*** Opening EXCERPTED DATA ***
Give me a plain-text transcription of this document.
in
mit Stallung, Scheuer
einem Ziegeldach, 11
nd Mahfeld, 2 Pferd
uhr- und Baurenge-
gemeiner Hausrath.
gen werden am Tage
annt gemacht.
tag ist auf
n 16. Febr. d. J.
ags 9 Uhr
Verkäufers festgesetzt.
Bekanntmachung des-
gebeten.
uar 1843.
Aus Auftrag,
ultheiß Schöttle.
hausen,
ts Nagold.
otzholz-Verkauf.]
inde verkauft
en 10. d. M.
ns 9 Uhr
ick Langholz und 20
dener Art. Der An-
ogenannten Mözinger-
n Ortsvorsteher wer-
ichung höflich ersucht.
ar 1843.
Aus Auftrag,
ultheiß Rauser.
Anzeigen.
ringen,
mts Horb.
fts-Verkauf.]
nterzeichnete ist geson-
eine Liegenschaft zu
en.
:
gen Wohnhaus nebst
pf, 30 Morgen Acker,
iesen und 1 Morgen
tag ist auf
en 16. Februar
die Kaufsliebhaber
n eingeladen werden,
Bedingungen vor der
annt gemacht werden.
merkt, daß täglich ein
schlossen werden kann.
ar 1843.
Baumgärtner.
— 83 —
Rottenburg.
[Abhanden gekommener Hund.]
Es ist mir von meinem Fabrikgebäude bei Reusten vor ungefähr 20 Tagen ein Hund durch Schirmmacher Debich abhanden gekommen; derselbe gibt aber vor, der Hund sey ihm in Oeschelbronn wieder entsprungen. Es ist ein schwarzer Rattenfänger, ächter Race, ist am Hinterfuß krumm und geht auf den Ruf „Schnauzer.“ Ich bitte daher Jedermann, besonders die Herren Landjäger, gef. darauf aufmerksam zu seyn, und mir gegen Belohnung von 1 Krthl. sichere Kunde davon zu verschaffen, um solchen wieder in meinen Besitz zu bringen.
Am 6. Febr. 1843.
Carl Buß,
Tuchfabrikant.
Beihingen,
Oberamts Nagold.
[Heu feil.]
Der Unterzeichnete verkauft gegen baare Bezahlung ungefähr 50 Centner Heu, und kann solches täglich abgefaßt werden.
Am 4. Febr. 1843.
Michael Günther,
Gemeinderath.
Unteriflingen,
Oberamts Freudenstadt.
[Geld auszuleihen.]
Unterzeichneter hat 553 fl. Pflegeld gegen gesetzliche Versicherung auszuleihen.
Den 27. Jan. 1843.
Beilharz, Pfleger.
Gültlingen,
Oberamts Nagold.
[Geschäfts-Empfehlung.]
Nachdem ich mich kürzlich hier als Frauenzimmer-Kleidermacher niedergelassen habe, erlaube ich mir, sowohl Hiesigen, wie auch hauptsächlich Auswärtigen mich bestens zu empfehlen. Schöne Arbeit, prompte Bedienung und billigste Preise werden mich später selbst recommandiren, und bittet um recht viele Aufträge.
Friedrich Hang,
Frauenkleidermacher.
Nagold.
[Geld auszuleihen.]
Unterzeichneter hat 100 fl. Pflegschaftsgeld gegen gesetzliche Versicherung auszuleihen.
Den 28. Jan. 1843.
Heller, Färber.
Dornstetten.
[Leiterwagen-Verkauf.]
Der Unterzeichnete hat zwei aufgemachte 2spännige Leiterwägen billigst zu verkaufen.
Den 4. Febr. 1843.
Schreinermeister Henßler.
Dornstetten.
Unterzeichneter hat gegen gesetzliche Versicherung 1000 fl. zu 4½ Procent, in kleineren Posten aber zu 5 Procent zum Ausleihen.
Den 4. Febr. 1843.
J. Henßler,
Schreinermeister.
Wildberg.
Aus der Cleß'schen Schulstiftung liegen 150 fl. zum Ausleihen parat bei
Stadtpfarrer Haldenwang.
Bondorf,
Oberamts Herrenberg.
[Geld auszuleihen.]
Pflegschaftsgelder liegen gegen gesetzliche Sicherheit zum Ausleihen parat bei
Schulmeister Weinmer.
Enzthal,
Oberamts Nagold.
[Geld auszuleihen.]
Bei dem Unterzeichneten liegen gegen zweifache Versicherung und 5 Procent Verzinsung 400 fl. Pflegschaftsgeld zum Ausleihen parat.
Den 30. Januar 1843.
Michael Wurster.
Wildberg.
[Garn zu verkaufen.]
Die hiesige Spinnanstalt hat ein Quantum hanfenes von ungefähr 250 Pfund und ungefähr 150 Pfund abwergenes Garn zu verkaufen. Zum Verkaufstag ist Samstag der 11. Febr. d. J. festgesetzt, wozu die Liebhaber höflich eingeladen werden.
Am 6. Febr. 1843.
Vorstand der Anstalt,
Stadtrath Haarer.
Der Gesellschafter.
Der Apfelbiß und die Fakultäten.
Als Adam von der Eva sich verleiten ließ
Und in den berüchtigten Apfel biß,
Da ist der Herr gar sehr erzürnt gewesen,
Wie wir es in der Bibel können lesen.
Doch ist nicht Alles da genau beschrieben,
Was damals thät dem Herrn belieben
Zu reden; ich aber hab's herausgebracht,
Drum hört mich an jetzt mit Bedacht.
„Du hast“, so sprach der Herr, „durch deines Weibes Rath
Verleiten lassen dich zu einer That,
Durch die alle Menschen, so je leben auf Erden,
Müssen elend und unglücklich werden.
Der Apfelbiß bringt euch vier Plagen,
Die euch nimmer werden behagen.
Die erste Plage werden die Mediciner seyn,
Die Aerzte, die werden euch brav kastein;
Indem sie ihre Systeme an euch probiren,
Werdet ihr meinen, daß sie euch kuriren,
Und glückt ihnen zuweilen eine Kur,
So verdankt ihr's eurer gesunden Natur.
*** Closing EXCERPTED DATA ***
* _EXERCISE DETAILS_:
Every line that holds the string "verkaufen" must be copied from the records above.

* _RESPONSE FOR THIS EXERCISE_:
Der Unterzeichnete hat zwei aufgemachte 2spännige Leiterwägen billigst zu verkaufen.
[Garn zu verkaufen.]
Die hiesige Spinnanstalt hat ein Quantum hanfenes von ungefähr 250 Pfund und ungefähr 150 Pfund abwergenes Garn zu verkaufen. Zum Verkaufstag ist Samstag der 11. Febr. d. J. festgesetzt, wozu die Liebhaber höflich eingeladen werden.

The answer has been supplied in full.